WHAT YOU SHOULD DO: Look through the material below. Copy every line with the string "veterem" in it.
- - -
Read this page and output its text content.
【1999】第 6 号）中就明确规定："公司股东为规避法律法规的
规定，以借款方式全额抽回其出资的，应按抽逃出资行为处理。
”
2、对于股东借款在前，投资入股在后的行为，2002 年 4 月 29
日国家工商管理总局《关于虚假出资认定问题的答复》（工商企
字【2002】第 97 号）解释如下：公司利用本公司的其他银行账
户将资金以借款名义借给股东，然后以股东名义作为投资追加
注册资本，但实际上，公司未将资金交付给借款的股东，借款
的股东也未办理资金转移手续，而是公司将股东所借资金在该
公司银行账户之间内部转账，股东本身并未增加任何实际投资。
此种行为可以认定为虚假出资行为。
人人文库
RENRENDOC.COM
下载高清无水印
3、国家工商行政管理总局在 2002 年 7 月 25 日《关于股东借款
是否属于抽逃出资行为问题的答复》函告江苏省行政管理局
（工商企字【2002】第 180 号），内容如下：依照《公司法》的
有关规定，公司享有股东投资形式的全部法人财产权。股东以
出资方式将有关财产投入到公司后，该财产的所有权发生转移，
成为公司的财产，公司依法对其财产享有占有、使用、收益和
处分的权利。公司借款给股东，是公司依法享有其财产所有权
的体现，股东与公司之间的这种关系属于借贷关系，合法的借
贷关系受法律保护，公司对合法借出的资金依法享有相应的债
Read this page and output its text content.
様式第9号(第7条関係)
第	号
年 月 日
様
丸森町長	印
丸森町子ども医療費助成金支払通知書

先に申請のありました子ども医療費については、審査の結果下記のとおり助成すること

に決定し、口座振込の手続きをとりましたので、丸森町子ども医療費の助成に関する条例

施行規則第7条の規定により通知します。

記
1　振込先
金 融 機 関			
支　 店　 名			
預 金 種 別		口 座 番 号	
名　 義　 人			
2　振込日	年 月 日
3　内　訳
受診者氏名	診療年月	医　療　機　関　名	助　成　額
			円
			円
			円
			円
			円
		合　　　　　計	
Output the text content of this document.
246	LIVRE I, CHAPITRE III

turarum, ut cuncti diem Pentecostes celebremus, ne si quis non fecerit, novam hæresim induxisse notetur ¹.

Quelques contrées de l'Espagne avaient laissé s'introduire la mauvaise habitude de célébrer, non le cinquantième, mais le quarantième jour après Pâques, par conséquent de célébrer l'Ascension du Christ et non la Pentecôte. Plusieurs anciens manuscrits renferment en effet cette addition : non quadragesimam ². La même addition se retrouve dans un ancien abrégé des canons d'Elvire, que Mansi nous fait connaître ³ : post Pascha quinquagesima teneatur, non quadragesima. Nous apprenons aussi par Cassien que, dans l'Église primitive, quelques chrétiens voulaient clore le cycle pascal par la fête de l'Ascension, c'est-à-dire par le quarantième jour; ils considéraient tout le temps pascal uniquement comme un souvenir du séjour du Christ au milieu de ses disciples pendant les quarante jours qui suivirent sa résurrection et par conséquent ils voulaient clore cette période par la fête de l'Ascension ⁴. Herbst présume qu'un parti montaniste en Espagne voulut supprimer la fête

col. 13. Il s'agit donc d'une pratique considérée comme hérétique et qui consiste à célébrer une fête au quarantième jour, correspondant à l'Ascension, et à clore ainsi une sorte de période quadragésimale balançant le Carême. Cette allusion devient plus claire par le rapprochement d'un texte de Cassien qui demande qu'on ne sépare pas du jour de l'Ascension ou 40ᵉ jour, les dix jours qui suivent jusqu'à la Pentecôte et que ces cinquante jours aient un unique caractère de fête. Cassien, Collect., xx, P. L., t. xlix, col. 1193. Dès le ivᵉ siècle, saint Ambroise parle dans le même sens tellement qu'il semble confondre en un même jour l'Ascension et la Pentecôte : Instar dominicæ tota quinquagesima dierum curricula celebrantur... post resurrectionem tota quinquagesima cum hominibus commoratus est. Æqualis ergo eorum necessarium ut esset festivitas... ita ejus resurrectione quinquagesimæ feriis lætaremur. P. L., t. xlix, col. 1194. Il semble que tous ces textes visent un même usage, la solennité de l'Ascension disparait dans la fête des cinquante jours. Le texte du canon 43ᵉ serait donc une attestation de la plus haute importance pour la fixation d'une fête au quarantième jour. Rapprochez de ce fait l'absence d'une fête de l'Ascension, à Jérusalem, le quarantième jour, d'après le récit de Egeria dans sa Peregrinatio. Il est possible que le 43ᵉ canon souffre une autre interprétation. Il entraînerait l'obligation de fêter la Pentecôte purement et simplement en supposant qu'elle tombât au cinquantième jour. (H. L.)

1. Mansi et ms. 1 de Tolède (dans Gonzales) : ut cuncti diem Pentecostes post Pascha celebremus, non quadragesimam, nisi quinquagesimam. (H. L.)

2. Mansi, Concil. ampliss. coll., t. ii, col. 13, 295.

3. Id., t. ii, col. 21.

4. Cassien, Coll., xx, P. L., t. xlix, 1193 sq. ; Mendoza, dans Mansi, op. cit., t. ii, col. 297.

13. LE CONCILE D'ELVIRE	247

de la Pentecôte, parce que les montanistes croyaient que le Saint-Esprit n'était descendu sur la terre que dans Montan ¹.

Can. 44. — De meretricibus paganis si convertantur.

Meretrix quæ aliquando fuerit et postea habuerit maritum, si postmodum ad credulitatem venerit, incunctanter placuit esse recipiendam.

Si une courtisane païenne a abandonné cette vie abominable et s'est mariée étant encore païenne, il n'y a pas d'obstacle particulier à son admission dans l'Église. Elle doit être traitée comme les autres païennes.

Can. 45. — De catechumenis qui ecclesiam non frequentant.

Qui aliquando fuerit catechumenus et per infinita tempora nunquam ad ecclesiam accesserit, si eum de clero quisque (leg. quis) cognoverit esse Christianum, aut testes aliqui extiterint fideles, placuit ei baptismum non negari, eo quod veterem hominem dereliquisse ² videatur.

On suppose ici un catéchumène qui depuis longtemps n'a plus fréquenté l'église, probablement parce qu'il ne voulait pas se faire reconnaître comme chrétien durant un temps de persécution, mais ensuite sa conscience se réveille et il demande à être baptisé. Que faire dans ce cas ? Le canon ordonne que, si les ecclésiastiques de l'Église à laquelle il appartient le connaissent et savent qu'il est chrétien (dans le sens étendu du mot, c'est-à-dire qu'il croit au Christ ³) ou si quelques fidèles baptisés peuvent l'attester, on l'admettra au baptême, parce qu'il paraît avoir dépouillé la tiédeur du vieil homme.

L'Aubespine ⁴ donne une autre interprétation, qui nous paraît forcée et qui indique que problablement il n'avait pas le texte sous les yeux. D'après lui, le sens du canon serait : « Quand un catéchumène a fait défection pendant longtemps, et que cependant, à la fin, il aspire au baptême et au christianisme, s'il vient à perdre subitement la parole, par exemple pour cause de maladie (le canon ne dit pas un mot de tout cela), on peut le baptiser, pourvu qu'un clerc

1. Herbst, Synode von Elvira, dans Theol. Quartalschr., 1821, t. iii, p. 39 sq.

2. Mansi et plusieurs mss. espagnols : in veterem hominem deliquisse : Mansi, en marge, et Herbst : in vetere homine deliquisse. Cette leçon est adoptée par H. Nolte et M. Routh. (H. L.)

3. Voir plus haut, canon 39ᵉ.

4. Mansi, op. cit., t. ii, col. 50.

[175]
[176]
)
- - -
REPLY:
Qui aliquando fuerit catechumenus et per infinita tempora nunquam ad ecclesiam accesserit, si eum de clero quisque (leg. quis) cognoverit esse Christianum, aut testes aliqui extiterint fideles, placuit ei baptismum non negari, eo quod veterem hominem dereliquisse ² videatur.
2. Mansi et plusieurs mss. espagnols : in veterem hominem deliquisse : Mansi, en marge, et Herbst : in vetere homine deliquisse. Cette leçon est adoptée par H. Nolte et M. Routh. (H. L.)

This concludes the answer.